* **SOURCE EXCERPT**:
"""

Yup.  I didn't think about it until just now, but this may come in handy for
internationalization, since the whole "%1" concept that's been talked about can
be faked just by reordering parameters.


Sean
March 17, 2005
Re: readf/unformat 1.4 released (updated)
Sean Kelly wrote: (back in 2004-09-24, that was)

> For those of you who don't know, readf began as an attempt at a full
> C99-compliant scanf implementation in D.  It's since been renamed to match the
> Phobos writef/format functions a bit more closely, and this version attempts to
> bring usage a bit closer to readf. 
[...]
> unFormat still will not throw an exception on parameter mismatch, but will
> return immediately instead.  This is the only interface issue I know of where
> this package diverges from doFormat/writef.  

I changed this package to break it into
std.stdio.readf and std.string.unformat...

I also made it throw Exceptions on % FormatError
and parameter mismatch e.g. not passing pointers


The missing TypeInfo for pointers, and the fact that you cannot
pass _arguments and _argptr around with GDC without losing info
makes it a horrible kludge at the moment - but it does work! ;-)
(currently unformat only works from within std.string, though...)

"""

* **STORED ROWS**:

"""

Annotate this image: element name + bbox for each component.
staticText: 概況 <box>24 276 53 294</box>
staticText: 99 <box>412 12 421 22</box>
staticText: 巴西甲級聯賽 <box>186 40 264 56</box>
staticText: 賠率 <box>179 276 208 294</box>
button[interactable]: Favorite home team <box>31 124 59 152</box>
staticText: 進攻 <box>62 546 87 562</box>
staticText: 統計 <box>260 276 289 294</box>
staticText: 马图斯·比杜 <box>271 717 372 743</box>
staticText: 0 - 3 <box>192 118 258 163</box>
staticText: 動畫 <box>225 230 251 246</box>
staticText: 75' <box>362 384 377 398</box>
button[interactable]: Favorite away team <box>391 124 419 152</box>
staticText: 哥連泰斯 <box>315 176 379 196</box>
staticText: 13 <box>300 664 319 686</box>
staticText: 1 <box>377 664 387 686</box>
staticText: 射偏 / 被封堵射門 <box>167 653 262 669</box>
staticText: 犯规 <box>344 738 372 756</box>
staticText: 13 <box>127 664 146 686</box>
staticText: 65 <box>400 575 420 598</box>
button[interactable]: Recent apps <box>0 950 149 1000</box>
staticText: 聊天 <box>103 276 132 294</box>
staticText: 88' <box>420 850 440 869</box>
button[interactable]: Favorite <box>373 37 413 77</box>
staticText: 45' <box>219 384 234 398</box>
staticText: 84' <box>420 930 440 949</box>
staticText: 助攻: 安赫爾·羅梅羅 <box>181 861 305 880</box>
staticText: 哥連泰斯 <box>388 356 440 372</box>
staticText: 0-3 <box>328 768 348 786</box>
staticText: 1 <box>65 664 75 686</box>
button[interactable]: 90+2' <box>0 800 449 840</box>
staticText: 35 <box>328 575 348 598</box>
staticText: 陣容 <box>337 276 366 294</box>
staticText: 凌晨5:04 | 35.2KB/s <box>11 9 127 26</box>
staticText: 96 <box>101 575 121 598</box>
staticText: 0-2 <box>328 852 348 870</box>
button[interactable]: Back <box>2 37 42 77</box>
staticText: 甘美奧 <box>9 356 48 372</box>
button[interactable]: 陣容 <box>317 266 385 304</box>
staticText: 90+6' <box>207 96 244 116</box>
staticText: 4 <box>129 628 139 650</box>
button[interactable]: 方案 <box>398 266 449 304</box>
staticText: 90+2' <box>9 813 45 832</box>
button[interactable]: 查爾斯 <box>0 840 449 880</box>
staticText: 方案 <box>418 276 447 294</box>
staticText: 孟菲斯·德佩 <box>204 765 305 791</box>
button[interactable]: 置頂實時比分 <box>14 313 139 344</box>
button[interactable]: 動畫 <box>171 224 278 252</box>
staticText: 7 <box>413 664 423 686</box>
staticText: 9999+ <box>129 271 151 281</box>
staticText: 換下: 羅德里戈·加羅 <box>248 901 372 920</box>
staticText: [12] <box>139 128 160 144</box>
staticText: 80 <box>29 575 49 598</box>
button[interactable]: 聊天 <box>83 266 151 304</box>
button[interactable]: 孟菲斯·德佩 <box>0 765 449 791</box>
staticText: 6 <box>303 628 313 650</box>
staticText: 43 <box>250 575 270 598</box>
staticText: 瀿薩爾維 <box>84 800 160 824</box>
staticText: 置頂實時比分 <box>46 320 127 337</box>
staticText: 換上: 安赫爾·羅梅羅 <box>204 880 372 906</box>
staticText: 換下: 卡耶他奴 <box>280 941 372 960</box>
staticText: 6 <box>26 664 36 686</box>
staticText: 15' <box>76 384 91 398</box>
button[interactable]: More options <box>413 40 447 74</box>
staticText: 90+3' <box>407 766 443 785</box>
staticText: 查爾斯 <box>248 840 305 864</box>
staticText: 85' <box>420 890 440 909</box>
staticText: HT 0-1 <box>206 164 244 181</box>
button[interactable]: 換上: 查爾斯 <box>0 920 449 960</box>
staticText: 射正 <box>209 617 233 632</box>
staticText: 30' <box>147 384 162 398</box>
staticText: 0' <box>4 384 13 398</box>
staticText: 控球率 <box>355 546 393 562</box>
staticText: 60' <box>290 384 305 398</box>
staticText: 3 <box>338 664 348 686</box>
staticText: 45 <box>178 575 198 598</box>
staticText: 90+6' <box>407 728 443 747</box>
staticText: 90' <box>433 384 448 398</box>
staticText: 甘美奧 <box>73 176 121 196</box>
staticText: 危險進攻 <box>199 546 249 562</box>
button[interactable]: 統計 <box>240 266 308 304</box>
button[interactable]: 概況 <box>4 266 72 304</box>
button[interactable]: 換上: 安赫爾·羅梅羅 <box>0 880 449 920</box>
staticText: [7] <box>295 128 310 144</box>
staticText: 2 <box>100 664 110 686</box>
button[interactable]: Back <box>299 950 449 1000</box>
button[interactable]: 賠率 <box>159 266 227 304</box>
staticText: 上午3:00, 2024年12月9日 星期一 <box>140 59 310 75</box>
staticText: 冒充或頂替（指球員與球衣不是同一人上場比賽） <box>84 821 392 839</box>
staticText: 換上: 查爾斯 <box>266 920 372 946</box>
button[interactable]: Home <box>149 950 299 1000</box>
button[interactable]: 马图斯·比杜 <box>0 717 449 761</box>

"""

* **TASK TO CARRY OUT**: Continue the forum thread about readf and unformat in D, starting after its last sentence. The rows come from a separate source unrelated to the text.

* **RESPONSE BELOW**:
Sean Kelly's old declaration of unFormat was:

> int unFormat( bit delegate( out dchar ) getc,
>               bit delegate( dchar ) ungetc,
>               TypeInfo[] arguments,
>               void* argptr )

This was changed to use EOF and lose the "bit":

> void unFormat( dchar delegate() getc, dchar delegate(dchar) ungetc,
>               TypeInfo[] arguments, va_list argptr,
>               Mangle[] mangle = null, Mangle[] mangle2 = null)

(last two parameters being part of the GDC kludge,
you should already know "va_list" from std.stdarg:)

> version (GNU) {
>     // va_list might be a pointer, but assuming so is not portable.
>     private import gcc.builtins;
>     alias __builtin_va_list va_list;
> } else {
>     alias void* va_list;
> }


You only provide two delegates: getc and ungetc,
which are very similar to their C counterparts...
(making the wrappers for fgetc and ungetc simple)

    dchar getc();
    dchar ungetc(dchar c);

Should an EOF occur, the "new" versions now returns a
cast(dchar) std.c.stdio.EOF, or: 0xFFFFFFFF as UTF-32.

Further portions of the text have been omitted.